== Page ==
──────────────────────────────

Bilan lecture - Septembre 2020
Septembre et son atmosphère de rentrée s'accompagne souvent d'un regain de motivation chez moi. Cette année, et je pense que beaucoup partageront mon sentiment, je me suis sentie particulièrement anxieuse. J'ai passé les deux premières semaines à m'échapper dans un livre qui avait énormément de potentiel mais sur lequel je n'arrivais pas à me concentrer, avant de plonger dans l'étreinte chaleureuse d'un de mes livres préférés. Après ça, j'ai retrouvé une forme d'équilibre et j'ai continué à lire beaucoup, mais avec une meilleure concentration. Je place ça là pour expliquer la confusion de mon premier avis lecture qui reflète l'état dans lequel je me trouvais au moment de l'écrire, mais également le fait que c'est un livre déconcertant auquel j'espère rendre justice en le relisant l'année prochaine.
Ceci étant dit, en regardant mon bilan du mois j'en suis très satisfaite. Je n'ai lu que des livres écrits par des femmes, certaines extra-occidentales, et dans une variété de genres.
La Mer sans étoiles, d'Erin Morgenstern
Voici l'une de mes lectures les plus attendues de l'année. Dès que j'ai entendu parler de ce roman, j'ai senti qu'il fallait que je le lise, étant donné que l'un de mes sous-genres préférés est celui des livres qui parlent de livres. La Mer sans étoiles en est un exemple déconcertant. J'aurais bien du mal à vous en donner un synopsis, tant il y a d'histoires entremêlées. A la place, voici un aperçu de ce qui m'a traversé la tête pendant la lecture.
1/3 du livre. Je veux passer ma vie avec Zachary Ezra Rawlins, merci beaucoup. Mais où va l'histoire? Est-ce que les fils narratifs vont se recouper à un moment?

──────────────────────────────

== Données fournies ==
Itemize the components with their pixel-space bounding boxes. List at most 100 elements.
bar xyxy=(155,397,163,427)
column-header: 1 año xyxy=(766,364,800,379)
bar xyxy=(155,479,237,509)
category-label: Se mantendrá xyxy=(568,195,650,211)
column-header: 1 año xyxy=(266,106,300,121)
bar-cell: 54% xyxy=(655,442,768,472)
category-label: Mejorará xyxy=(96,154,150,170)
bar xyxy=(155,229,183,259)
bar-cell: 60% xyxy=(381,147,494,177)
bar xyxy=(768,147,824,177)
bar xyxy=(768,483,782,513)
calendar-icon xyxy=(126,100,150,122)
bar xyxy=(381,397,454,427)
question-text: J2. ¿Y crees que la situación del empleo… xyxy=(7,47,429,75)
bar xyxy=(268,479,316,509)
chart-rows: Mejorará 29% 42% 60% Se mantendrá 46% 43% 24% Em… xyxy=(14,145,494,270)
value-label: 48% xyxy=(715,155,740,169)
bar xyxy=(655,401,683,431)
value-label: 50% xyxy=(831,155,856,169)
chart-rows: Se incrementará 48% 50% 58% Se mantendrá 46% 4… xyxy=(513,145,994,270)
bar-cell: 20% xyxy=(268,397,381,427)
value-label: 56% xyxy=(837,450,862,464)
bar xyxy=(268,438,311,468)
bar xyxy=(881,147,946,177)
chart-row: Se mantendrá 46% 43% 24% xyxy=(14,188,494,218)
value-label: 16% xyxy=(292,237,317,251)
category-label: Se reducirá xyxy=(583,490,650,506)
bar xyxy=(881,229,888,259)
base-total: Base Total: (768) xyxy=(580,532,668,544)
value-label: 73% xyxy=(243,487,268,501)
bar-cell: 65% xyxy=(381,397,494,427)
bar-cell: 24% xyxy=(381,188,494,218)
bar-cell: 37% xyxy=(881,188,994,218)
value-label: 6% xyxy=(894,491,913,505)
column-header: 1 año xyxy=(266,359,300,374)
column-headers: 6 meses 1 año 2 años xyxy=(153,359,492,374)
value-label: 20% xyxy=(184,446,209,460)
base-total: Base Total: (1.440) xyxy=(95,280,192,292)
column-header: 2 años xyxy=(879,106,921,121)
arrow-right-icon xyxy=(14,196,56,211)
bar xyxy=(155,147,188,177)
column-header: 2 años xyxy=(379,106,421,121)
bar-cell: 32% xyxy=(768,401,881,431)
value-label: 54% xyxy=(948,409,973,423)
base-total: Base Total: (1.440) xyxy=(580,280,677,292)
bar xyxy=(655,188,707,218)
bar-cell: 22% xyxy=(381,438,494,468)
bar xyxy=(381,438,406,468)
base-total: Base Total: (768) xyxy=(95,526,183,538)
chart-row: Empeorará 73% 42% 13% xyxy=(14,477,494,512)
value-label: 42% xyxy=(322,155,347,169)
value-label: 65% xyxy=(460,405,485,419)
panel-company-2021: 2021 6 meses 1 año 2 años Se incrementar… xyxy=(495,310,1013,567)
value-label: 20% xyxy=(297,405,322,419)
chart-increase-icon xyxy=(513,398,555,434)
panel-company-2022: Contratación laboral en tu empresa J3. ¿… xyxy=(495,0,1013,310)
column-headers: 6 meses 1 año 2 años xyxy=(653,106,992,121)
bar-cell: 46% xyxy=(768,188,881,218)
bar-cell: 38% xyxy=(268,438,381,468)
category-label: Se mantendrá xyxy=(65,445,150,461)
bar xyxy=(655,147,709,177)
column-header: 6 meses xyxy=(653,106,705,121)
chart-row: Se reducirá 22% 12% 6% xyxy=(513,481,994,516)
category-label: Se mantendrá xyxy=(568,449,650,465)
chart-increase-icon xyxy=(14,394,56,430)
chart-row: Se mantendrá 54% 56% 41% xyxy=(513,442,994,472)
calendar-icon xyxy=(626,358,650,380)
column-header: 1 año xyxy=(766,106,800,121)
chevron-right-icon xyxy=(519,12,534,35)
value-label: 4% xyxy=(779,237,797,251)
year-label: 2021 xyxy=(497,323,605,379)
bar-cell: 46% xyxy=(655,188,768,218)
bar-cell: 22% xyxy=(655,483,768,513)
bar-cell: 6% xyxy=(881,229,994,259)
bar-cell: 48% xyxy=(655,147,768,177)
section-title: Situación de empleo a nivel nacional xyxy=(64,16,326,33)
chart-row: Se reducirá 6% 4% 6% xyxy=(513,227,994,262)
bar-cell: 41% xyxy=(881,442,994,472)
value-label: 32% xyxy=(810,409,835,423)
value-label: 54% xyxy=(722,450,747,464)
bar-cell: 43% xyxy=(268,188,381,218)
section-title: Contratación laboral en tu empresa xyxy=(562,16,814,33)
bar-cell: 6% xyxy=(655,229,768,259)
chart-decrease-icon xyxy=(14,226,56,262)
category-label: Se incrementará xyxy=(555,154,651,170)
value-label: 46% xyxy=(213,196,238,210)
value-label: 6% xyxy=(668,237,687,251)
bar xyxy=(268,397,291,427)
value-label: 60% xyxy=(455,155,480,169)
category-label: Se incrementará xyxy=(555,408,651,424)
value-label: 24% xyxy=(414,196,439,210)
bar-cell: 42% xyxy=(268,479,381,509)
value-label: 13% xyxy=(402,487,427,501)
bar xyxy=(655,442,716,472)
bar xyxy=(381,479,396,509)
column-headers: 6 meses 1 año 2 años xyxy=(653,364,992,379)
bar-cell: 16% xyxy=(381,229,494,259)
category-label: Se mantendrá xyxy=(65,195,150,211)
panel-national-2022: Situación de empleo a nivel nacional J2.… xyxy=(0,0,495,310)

──────────────────────────────

== Consigne ==
Dans le passage de la page qui commence par « 1/3 du livre. », recopiez un par ligne chaque segment qui se termine par un point ou par un point d'interrogation.

== Réponse attendue ==
1/3 du livre.
Je veux passer ma vie avec Zachary Ezra Rawlins, merci beaucoup.
Mais où va l'histoire?
Est-ce que les fils narratifs vont se recouper à un moment?